**Records supplied**
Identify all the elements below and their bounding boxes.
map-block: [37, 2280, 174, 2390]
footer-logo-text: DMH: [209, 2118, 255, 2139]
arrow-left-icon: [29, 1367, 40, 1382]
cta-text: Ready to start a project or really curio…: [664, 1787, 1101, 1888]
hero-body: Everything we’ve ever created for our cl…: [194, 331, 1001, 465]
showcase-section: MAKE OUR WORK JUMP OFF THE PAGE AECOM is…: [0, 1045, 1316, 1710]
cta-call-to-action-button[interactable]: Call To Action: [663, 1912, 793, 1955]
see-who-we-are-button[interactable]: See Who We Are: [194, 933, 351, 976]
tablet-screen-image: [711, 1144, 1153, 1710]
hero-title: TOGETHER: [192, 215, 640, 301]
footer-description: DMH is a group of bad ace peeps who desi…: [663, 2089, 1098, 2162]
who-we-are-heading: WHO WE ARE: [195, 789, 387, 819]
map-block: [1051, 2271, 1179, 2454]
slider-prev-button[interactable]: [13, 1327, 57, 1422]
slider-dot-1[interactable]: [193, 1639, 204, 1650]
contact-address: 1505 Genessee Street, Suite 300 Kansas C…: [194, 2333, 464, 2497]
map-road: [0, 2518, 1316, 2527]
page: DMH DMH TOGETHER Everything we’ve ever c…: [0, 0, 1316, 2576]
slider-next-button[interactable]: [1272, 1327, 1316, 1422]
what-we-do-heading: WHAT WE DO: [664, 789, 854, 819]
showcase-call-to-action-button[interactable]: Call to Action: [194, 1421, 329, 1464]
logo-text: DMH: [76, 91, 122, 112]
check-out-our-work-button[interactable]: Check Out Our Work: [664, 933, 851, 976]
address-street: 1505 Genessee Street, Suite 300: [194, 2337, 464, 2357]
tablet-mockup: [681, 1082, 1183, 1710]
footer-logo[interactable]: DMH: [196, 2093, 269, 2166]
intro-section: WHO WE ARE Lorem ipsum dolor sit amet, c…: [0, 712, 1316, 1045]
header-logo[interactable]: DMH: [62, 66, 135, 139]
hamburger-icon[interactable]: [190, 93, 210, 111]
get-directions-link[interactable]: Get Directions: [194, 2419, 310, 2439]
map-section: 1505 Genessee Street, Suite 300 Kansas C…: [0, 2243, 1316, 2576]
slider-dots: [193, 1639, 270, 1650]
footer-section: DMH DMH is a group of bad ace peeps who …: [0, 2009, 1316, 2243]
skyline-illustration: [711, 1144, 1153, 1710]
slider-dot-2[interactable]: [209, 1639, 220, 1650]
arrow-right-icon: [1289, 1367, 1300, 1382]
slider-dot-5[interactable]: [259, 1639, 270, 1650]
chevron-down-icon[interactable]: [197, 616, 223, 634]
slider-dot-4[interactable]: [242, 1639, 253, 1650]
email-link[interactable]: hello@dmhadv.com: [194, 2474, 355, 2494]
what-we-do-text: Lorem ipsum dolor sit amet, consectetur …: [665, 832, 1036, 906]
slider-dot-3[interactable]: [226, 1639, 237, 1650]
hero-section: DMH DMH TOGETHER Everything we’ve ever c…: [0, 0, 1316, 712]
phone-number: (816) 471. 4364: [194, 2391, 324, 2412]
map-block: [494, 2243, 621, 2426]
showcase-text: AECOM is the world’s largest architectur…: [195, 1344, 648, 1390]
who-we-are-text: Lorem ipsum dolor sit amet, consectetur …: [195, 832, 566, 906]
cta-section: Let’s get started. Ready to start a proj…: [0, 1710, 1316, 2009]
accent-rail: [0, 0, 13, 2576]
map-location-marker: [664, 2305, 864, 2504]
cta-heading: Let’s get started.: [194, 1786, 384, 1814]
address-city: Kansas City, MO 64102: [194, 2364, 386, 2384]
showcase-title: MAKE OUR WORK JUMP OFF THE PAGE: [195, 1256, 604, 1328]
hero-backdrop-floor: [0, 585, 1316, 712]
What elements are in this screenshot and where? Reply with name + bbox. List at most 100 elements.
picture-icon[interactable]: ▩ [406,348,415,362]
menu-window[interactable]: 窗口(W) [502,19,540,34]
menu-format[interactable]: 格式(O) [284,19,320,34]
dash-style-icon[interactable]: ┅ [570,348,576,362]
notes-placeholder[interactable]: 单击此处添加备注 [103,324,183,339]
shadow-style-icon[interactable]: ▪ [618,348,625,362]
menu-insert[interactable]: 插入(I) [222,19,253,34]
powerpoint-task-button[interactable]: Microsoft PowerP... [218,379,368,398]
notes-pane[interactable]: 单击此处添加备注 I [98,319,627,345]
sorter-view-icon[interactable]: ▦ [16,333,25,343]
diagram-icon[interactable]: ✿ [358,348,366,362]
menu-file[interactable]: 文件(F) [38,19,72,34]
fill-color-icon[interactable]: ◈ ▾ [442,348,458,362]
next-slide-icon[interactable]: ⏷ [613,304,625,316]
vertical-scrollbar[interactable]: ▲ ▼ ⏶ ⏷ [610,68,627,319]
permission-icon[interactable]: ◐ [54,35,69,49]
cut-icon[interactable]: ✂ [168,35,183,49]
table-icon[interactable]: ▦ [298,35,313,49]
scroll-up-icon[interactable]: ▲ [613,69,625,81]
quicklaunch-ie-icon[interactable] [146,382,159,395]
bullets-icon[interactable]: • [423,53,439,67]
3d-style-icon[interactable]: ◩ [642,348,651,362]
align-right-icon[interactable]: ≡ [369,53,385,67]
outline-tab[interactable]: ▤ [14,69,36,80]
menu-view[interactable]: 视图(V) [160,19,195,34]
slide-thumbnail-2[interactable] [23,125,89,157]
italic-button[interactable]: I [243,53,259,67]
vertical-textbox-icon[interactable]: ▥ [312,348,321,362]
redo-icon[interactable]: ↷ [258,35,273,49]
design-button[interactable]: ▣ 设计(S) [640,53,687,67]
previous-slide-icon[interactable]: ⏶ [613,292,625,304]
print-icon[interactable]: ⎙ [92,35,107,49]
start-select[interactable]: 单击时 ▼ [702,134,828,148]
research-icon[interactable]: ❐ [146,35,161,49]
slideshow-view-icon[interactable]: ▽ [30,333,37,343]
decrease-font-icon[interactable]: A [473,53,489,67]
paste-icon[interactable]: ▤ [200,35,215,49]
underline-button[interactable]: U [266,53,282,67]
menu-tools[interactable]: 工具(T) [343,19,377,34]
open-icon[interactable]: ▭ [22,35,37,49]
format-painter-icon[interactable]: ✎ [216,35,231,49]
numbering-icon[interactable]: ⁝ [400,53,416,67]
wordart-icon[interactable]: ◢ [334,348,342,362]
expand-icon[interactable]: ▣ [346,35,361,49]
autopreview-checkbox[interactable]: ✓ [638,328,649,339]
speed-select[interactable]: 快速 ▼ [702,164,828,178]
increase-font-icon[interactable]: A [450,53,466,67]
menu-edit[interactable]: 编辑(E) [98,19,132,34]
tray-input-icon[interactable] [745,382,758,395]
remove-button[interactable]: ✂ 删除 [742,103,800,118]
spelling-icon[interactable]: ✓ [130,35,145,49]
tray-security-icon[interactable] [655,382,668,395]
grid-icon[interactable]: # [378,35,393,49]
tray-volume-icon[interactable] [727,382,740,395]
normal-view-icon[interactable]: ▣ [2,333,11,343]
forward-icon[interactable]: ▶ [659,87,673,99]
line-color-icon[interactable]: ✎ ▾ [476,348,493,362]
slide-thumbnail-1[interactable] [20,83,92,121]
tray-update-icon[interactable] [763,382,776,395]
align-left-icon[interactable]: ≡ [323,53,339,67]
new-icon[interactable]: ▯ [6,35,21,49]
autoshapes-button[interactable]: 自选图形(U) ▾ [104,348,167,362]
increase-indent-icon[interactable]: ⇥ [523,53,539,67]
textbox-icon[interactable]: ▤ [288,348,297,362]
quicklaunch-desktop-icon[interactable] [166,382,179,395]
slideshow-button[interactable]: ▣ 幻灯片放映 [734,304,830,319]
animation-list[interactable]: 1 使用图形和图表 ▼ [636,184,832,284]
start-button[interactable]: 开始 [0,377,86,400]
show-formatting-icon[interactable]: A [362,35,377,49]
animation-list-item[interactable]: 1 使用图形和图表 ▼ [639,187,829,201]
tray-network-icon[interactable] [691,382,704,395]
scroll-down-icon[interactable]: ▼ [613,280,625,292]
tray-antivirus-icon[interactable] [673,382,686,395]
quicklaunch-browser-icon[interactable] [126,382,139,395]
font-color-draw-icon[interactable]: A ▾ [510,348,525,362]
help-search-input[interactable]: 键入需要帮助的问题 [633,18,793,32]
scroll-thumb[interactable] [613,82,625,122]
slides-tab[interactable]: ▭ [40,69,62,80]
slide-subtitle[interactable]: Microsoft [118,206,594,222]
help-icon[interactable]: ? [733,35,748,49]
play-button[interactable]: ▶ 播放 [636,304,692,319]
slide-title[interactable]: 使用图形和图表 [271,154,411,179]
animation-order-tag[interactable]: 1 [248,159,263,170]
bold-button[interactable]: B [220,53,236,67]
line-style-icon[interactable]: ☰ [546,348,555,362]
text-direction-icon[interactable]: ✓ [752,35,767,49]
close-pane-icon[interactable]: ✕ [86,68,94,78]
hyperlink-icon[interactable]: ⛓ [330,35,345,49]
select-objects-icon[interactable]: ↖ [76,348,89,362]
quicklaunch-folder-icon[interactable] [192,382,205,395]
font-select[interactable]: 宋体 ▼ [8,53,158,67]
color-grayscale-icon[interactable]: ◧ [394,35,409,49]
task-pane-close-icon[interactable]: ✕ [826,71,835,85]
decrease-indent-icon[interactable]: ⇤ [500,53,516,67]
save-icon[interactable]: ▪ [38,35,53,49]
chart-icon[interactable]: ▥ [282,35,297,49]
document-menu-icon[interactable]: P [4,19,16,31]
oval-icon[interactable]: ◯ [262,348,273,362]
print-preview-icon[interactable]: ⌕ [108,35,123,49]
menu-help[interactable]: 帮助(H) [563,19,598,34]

**Action item**
Above are the records; copy each line from them that includes the string "Genessee".

**Result of the exercise**
contact-address: 1505 Genessee Street, Suite 300 Kansas C…: [194, 2333, 464, 2497]
address-street: 1505 Genessee Street, Suite 300: [194, 2337, 464, 2357]
map-section: 1505 Genessee Street, Suite 300 Kansas C…: [0, 2243, 1316, 2576]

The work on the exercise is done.